** Prompt **
Copy every line from the material below that holds "Runs".

** Extracted material **
-- start --
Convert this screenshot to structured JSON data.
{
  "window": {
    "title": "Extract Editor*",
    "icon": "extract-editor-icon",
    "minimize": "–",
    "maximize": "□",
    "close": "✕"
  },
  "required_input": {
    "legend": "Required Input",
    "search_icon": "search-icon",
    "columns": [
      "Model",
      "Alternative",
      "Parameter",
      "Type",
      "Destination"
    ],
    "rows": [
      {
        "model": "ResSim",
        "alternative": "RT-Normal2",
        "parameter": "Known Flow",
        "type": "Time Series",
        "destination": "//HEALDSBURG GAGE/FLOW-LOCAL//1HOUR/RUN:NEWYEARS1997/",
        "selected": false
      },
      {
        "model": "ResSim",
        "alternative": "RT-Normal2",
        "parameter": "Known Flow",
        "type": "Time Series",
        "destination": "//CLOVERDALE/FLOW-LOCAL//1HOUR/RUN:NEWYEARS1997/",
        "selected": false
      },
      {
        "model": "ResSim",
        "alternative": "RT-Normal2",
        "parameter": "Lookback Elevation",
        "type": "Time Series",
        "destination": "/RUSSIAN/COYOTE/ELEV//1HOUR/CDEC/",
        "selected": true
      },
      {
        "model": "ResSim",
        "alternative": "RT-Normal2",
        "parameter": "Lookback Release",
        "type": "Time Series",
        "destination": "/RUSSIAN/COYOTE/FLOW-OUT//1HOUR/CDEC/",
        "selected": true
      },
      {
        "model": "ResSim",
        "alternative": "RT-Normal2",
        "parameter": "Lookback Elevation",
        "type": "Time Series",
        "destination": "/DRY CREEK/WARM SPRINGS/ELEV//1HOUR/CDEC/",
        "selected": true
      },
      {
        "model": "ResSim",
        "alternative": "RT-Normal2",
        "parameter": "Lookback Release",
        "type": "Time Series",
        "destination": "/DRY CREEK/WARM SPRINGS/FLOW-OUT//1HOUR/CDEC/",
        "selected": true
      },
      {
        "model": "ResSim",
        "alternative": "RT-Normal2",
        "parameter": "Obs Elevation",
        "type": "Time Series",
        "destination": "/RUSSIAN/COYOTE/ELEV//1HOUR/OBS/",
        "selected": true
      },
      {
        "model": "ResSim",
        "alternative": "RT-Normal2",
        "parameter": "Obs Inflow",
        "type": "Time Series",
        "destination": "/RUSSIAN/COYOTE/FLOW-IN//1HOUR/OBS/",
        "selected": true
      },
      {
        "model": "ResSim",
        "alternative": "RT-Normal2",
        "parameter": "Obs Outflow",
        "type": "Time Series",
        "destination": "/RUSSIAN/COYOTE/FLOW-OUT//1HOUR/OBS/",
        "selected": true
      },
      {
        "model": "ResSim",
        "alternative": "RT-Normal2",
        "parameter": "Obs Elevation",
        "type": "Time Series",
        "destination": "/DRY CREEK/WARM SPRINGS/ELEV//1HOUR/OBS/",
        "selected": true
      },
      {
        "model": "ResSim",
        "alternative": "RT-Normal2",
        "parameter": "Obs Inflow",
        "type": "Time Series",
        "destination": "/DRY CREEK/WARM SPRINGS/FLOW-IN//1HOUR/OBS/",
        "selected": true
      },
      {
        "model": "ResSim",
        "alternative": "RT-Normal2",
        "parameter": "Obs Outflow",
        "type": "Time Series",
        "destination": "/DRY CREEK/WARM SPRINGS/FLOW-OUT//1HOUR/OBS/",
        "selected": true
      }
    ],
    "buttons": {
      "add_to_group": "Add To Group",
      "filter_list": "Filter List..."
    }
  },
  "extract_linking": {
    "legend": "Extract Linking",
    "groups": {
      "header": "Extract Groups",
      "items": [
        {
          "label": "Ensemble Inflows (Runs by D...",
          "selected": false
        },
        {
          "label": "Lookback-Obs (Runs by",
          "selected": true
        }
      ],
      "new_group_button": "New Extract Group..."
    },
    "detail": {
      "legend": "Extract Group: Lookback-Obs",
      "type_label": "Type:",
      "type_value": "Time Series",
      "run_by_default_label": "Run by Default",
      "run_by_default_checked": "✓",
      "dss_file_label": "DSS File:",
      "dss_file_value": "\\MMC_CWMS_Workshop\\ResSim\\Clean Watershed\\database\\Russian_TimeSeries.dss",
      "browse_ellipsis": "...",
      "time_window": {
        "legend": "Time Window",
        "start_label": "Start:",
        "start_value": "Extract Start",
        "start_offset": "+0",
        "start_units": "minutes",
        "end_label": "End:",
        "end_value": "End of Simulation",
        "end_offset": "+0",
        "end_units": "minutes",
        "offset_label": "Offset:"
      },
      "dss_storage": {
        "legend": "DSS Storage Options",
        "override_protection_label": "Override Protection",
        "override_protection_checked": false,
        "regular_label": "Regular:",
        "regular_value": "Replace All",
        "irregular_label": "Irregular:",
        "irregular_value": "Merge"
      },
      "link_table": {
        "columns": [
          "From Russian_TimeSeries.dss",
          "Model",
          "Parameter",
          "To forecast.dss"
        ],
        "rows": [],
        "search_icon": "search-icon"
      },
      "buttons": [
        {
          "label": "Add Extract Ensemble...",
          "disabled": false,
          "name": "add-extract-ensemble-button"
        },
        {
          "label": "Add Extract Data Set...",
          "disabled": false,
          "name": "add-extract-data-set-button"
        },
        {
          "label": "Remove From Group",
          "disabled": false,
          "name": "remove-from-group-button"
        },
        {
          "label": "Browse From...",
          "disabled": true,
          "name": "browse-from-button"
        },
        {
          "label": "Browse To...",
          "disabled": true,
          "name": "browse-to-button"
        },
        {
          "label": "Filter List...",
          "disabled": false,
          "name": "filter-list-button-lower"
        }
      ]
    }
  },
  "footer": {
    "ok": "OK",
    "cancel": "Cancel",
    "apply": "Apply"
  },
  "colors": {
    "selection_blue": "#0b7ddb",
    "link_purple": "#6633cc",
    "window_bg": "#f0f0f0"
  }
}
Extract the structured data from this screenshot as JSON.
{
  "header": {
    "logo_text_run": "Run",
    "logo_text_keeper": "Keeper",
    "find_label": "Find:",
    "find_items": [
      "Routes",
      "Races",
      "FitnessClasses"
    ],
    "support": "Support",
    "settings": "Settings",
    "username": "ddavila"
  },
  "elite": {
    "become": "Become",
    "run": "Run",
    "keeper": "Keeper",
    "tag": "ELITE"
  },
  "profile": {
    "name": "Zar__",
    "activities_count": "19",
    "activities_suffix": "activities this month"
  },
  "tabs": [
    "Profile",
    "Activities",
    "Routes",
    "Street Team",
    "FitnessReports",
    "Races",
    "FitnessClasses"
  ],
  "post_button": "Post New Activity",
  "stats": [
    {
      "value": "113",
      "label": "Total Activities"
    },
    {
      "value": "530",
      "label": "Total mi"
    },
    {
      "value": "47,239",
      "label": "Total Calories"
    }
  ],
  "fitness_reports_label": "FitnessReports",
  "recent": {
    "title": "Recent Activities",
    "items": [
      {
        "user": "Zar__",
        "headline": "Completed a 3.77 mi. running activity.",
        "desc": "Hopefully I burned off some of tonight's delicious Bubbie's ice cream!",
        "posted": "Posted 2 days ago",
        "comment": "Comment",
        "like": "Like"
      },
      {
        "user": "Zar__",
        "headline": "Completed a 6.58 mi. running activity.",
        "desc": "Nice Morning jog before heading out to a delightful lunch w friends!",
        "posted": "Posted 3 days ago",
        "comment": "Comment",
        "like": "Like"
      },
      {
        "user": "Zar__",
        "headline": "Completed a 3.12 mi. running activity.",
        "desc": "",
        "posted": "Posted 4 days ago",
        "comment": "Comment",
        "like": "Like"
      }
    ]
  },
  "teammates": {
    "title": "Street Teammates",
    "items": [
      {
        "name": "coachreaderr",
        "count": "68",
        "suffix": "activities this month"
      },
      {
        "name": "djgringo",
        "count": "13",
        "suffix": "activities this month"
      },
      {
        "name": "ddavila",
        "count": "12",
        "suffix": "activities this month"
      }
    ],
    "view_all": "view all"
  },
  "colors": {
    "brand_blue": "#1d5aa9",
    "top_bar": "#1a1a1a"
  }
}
-- end --
** Written solution **
          "label": "Ensemble Inflows (Runs by D...",
          "label": "Lookback-Obs (Runs by",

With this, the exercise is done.